» **Task statement**
Where a line of the material contains the string "value", copy that line.

» **Data supplied**

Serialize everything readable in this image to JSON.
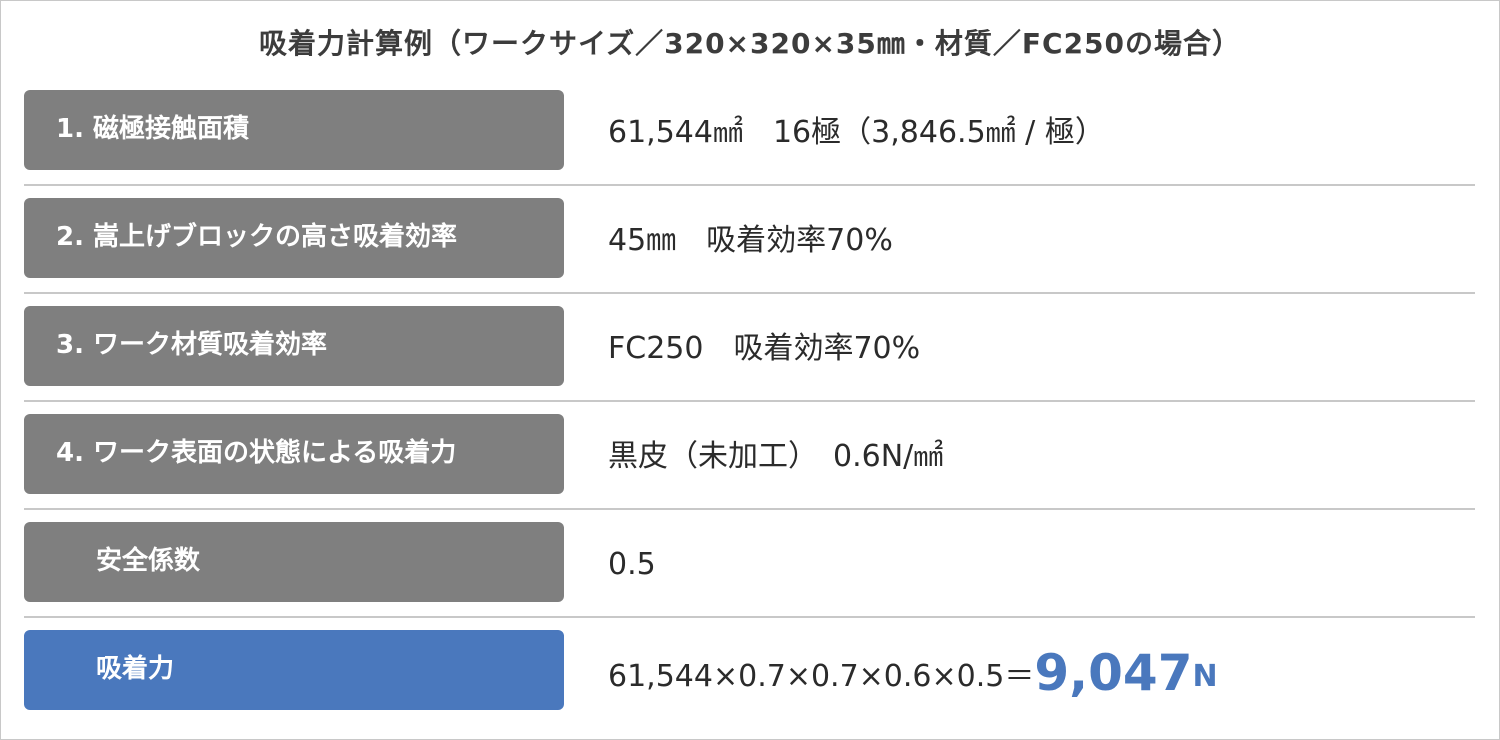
{
  "title": "吸着力計算例（ワークサイズ／320×320×35㎜・材質／FC250の場合）",
  "rows": [
    {
      "label": "1. 磁極接触面積",
      "value": "61,544㎟　16極（3,846.5㎟ / 極）"
    },
    {
      "label": "2. 嵩上げブロックの高さ吸着効率",
      "value": "45㎜　吸着効率70%"
    },
    {
      "label": "3. ワーク材質吸着効率",
      "value": "FC250　吸着効率70%"
    },
    {
      "label": "4. ワーク表面の状態による吸着力",
      "value": "黒皮（未加工）　0.6N/㎟"
    },
    {
      "label": "安全係数",
      "value": "0.5"
    }
  ],
  "result": {
    "label": "吸着力",
    "formula": "61,544×0.7×0.7×0.6×0.5＝",
    "answer": "9,047",
    "unit": "N"
  },
  "colors": {
    "label_gray": "#7f7f7f",
    "accent_blue": "#4a78bd",
    "separator": "#c8c8c8",
    "text": "#2b2b2b"
  }
}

» **Output**
      "value": "61,544㎟　16極（3,846.5㎟ / 極）"
      "value": "45㎜　吸着効率70%"
      "value": "FC250　吸着効率70%"
      "value": "黒皮（未加工）　0.6N/㎟"
      "value": "0.5"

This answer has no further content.